Problem description »
Set down the data below without change, skipping the pictures it holds.

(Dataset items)
[Begin]

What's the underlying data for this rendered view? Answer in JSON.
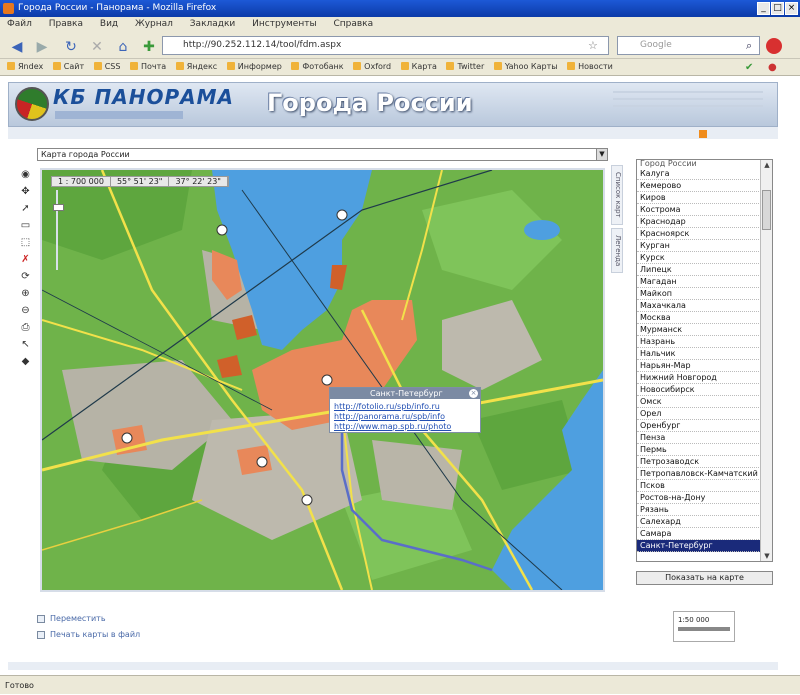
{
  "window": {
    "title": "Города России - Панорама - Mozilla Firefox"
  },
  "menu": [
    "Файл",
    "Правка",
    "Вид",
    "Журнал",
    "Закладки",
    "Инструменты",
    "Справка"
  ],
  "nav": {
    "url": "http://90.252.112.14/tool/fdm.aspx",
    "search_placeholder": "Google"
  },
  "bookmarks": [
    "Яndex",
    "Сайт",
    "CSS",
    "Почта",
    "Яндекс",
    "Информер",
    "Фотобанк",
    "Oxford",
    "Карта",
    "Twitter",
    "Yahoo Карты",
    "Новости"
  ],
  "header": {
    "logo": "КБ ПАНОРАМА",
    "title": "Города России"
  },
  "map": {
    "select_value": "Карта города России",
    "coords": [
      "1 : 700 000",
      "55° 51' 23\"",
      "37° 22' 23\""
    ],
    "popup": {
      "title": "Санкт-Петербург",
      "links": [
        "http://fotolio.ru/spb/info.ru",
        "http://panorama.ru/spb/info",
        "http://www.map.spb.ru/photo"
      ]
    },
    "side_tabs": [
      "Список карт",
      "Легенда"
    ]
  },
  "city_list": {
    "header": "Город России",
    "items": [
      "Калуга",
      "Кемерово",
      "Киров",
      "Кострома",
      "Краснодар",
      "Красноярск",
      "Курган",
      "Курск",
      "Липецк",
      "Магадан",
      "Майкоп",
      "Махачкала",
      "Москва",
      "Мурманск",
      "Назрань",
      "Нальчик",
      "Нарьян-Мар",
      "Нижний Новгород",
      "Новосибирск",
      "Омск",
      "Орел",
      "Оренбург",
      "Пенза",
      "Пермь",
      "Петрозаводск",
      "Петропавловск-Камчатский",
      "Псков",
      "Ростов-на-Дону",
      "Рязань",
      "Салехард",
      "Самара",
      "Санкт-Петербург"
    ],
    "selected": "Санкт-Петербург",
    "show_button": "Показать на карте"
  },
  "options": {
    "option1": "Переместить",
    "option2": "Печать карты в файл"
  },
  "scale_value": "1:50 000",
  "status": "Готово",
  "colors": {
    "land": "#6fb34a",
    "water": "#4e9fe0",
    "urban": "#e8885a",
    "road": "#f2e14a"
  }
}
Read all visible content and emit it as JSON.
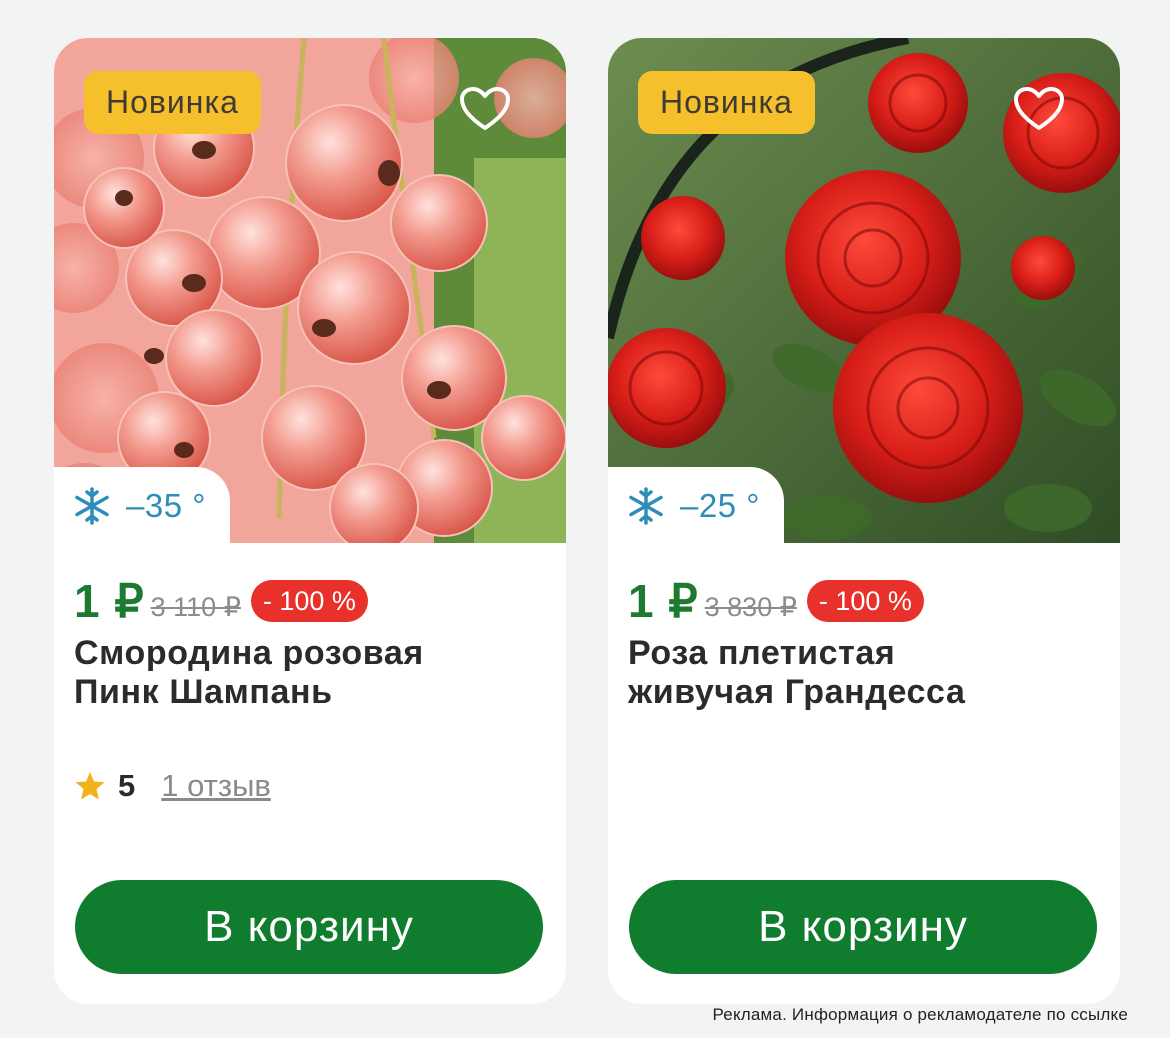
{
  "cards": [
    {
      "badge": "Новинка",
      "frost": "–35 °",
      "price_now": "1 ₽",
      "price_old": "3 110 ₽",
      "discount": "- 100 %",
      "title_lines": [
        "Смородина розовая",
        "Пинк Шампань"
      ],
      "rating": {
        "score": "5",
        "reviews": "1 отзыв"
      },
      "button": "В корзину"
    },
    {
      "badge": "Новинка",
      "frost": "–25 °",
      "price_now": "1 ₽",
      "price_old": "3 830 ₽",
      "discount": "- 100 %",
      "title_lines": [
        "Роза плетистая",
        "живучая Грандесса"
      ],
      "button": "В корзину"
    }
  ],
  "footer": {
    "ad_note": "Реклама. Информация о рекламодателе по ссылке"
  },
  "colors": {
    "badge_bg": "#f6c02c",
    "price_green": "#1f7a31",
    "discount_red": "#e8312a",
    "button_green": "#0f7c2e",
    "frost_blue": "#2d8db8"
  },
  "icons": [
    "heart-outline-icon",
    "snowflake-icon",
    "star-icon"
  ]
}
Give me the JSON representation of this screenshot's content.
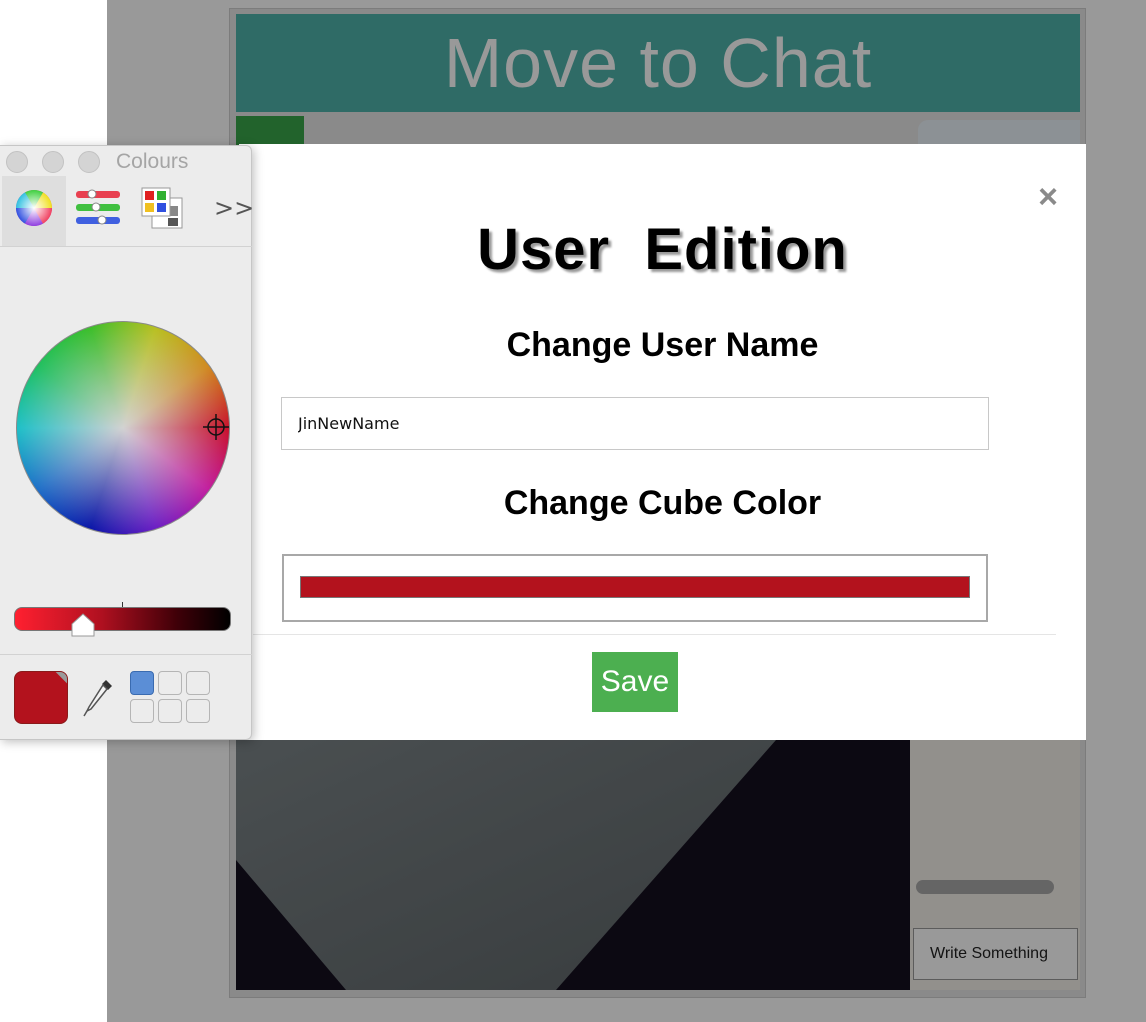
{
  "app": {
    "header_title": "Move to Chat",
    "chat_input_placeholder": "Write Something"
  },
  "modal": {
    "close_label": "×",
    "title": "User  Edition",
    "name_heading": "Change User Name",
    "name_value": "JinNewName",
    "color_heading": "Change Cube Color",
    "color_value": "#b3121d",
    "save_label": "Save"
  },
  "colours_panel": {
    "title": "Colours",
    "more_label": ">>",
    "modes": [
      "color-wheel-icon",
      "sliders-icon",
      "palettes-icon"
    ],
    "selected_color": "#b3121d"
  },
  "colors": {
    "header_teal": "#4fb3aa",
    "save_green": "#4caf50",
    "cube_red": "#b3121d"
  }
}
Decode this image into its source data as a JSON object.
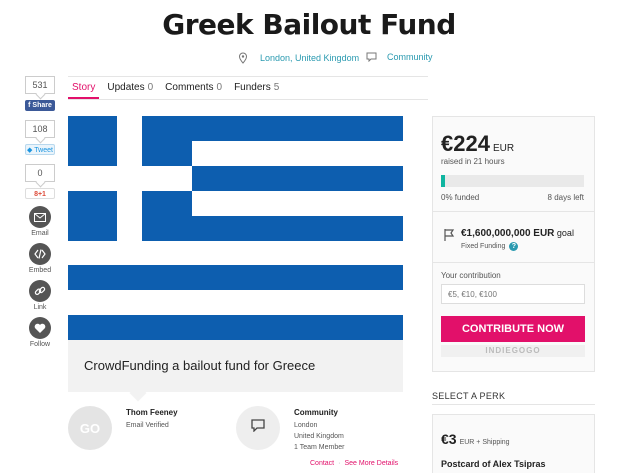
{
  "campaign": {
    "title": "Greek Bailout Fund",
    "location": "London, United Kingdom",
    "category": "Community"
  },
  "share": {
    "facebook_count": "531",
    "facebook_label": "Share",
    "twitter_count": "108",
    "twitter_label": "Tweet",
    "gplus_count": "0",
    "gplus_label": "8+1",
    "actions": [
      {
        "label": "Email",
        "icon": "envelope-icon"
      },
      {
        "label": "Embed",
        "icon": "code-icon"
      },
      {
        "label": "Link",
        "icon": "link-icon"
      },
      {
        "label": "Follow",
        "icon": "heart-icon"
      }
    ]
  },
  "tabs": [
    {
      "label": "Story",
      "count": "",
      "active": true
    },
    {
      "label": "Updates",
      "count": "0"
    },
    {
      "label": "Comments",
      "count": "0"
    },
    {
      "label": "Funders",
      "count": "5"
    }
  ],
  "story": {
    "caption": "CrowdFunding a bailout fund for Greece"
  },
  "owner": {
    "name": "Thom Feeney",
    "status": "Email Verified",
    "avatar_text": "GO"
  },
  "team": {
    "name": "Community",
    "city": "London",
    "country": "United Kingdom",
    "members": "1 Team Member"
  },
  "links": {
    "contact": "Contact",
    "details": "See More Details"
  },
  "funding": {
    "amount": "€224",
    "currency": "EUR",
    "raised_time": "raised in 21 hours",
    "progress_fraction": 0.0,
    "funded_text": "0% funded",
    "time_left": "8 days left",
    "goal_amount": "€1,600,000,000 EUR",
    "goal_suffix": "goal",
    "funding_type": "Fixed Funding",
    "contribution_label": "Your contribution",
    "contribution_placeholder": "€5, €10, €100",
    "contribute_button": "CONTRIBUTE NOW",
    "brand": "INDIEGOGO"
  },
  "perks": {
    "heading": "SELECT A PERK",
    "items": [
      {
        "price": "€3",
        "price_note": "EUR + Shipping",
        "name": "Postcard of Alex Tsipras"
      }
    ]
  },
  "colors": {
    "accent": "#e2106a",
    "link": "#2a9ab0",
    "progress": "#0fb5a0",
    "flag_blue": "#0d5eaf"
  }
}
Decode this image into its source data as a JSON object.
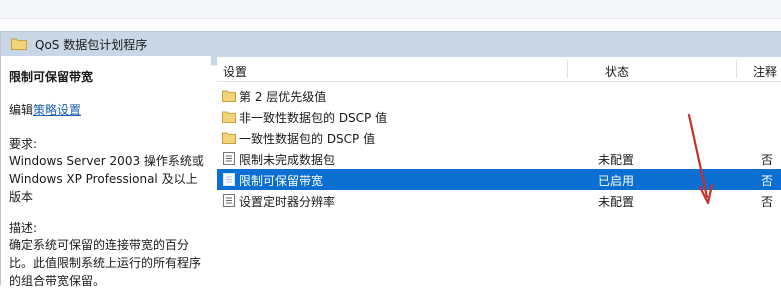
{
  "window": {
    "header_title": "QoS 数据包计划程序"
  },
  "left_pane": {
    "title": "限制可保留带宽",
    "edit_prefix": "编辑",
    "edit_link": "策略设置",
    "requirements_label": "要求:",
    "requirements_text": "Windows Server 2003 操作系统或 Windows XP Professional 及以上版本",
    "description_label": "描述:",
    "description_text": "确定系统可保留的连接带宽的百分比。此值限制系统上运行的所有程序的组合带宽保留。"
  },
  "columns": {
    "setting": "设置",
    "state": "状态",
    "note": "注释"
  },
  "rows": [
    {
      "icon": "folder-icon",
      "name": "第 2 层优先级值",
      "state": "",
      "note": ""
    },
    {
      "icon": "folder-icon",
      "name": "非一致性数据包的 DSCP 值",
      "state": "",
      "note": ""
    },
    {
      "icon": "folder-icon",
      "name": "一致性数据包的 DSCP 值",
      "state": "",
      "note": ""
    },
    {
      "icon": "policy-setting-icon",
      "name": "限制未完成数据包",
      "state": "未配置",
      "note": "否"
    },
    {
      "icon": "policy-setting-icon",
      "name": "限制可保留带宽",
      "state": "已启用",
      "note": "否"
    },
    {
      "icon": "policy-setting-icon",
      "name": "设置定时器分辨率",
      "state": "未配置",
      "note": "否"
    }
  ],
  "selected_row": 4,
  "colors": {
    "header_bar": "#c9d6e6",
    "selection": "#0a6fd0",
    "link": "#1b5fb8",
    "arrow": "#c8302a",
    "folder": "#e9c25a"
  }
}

[End]

Answer to this task »
What's the underlying data for this rendered view? Answer in JSON.
{
  "window": {
    "title": "Города России - Панорама - Mozilla Firefox"
  },
  "menu": [
    "Файл",
    "Правка",
    "Вид",
    "Журнал",
    "Закладки",
    "Инструменты",
    "Справка"
  ],
  "nav": {
    "url": "http://90.252.112.14/tool/fdm.aspx",
    "search_placeholder": "Google"
  },
  "bookmarks": [
    "Яndex",
    "Сайт",
    "CSS",
    "Почта",
    "Яндекс",
    "Информер",
    "Фотобанк",
    "Oxford",
    "Карта",
    "Twitter",
    "Yahoo Карты",
    "Новости"
  ],
  "header": {
    "logo": "КБ ПАНОРАМА",
    "title": "Города России"
  },
  "map": {
    "select_value": "Карта города России",
    "coords": [
      "1 : 700 000",
      "55° 51' 23\"",
      "37° 22' 23\""
    ],
    "popup": {
      "title": "Санкт-Петербург",
      "links": [
        "http://fotolio.ru/spb/info.ru",
        "http://panorama.ru/spb/info",
        "http://www.map.spb.ru/photo"
      ]
    },
    "side_tabs": [
      "Список карт",
      "Легенда"
    ]
  },
  "city_list": {
    "header": "Город России",
    "items": [
      "Калуга",
      "Кемерово",
      "Киров",
      "Кострома",
      "Краснодар",
      "Красноярск",
      "Курган",
      "Курск",
      "Липецк",
      "Магадан",
      "Майкоп",
      "Махачкала",
      "Москва",
      "Мурманск",
      "Назрань",
      "Нальчик",
      "Нарьян-Мар",
      "Нижний Новгород",
      "Новосибирск",
      "Омск",
      "Орел",
      "Оренбург",
      "Пенза",
      "Пермь",
      "Петрозаводск",
      "Петропавловск-Камчатский",
      "Псков",
      "Ростов-на-Дону",
      "Рязань",
      "Салехард",
      "Самара",
      "Санкт-Петербург"
    ],
    "selected": "Санкт-Петербург",
    "show_button": "Показать на карте"
  },
  "options": {
    "option1": "Переместить",
    "option2": "Печать карты в файл"
  },
  "scale_value": "1:50 000",
  "status": "Готово",
  "colors": {
    "land": "#6fb34a",
    "water": "#4e9fe0",
    "urban": "#e8885a",
    "road": "#f2e14a"
  }
}
Read all visible content and emit it as JSON.
{
  "cards": [
    {
      "badge": "Новинка",
      "frost": "–35 °",
      "price_now": "1 ₽",
      "price_old": "3 110 ₽",
      "discount": "- 100 %",
      "title_lines": [
        "Смородина розовая",
        "Пинк Шампань"
      ],
      "rating": {
        "score": "5",
        "reviews": "1 отзыв"
      },
      "button": "В корзину"
    },
    {
      "badge": "Новинка",
      "frost": "–25 °",
      "price_now": "1 ₽",
      "price_old": "3 830 ₽",
      "discount": "- 100 %",
      "title_lines": [
        "Роза плетистая",
        "живучая Грандесса"
      ],
      "button": "В корзину"
    }
  ],
  "footer": {
    "ad_note": "Реклама. Информация о рекламодателе по ссылке"
  },
  "colors": {
    "badge_bg": "#f6c02c",
    "price_green": "#1f7a31",
    "discount_red": "#e8312a",
    "button_green": "#0f7c2e",
    "frost_blue": "#2d8db8"
  },
  "icons": [
    "heart-outline-icon",
    "snowflake-icon",
    "star-icon"
  ]
}
Give me the JSON representation of this screenshot's content.
{
  "app": {
    "header_title": "Move to Chat",
    "chat_input_placeholder": "Write Something"
  },
  "modal": {
    "close_label": "×",
    "title": "User  Edition",
    "name_heading": "Change User Name",
    "name_value": "JinNewName",
    "color_heading": "Change Cube Color",
    "color_value": "#b3121d",
    "save_label": "Save"
  },
  "colours_panel": {
    "title": "Colours",
    "more_label": ">>",
    "modes": [
      "color-wheel-icon",
      "sliders-icon",
      "palettes-icon"
    ],
    "selected_color": "#b3121d"
  },
  "colors": {
    "header_teal": "#4fb3aa",
    "save_green": "#4caf50",
    "cube_red": "#b3121d"
  }
}
Decode this image into its source data as a JSON object.
{
  "campaign": {
    "title": "Greek Bailout Fund",
    "location": "London, United Kingdom",
    "category": "Community"
  },
  "share": {
    "facebook_count": "531",
    "facebook_label": "Share",
    "twitter_count": "108",
    "twitter_label": "Tweet",
    "gplus_count": "0",
    "gplus_label": "8+1",
    "actions": [
      {
        "label": "Email",
        "icon": "envelope-icon"
      },
      {
        "label": "Embed",
        "icon": "code-icon"
      },
      {
        "label": "Link",
        "icon": "link-icon"
      },
      {
        "label": "Follow",
        "icon": "heart-icon"
      }
    ]
  },
  "tabs": [
    {
      "label": "Story",
      "count": "",
      "active": true
    },
    {
      "label": "Updates",
      "count": "0"
    },
    {
      "label": "Comments",
      "count": "0"
    },
    {
      "label": "Funders",
      "count": "5"
    }
  ],
  "story": {
    "caption": "CrowdFunding a bailout fund for Greece"
  },
  "owner": {
    "name": "Thom Feeney",
    "status": "Email Verified",
    "avatar_text": "GO"
  },
  "team": {
    "name": "Community",
    "city": "London",
    "country": "United Kingdom",
    "members": "1 Team Member"
  },
  "links": {
    "contact": "Contact",
    "details": "See More Details"
  },
  "funding": {
    "amount": "€224",
    "currency": "EUR",
    "raised_time": "raised in 21 hours",
    "progress_fraction": 0.0,
    "funded_text": "0% funded",
    "time_left": "8 days left",
    "goal_amount": "€1,600,000,000 EUR",
    "goal_suffix": "goal",
    "funding_type": "Fixed Funding",
    "contribution_label": "Your contribution",
    "contribution_placeholder": "€5, €10, €100",
    "contribute_button": "CONTRIBUTE NOW",
    "brand": "INDIEGOGO"
  },
  "perks": {
    "heading": "SELECT A PERK",
    "items": [
      {
        "price": "€3",
        "price_note": "EUR + Shipping",
        "name": "Postcard of Alex Tsipras"
      }
    ]
  },
  "colors": {
    "accent": "#e2106a",
    "link": "#2a9ab0",
    "progress": "#0fb5a0",
    "flag_blue": "#0d5eaf"
  }
}
Decode this image into its source data as a JSON object.
{
  "window": {
    "header_title": "QoS 数据包计划程序"
  },
  "left_pane": {
    "title": "限制可保留带宽",
    "edit_prefix": "编辑",
    "edit_link": "策略设置",
    "requirements_label": "要求:",
    "requirements_text": "Windows Server 2003 操作系统或 Windows XP Professional 及以上版本",
    "description_label": "描述:",
    "description_text": "确定系统可保留的连接带宽的百分比。此值限制系统上运行的所有程序的组合带宽保留。"
  },
  "columns": {
    "setting": "设置",
    "state": "状态",
    "note": "注释"
  },
  "rows": [
    {
      "icon": "folder-icon",
      "name": "第 2 层优先级值",
      "state": "",
      "note": ""
    },
    {
      "icon": "folder-icon",
      "name": "非一致性数据包的 DSCP 值",
      "state": "",
      "note": ""
    },
    {
      "icon": "folder-icon",
      "name": "一致性数据包的 DSCP 值",
      "state": "",
      "note": ""
    },
    {
      "icon": "policy-setting-icon",
      "name": "限制未完成数据包",
      "state": "未配置",
      "note": "否"
    },
    {
      "icon": "policy-setting-icon",
      "name": "限制可保留带宽",
      "state": "已启用",
      "note": "否"
    },
    {
      "icon": "policy-setting-icon",
      "name": "设置定时器分辨率",
      "state": "未配置",
      "note": "否"
    }
  ],
  "selected_row": 4,
  "colors": {
    "header_bar": "#c9d6e6",
    "selection": "#0a6fd0",
    "link": "#1b5fb8",
    "arrow": "#c8302a",
    "folder": "#e9c25a"
  }
}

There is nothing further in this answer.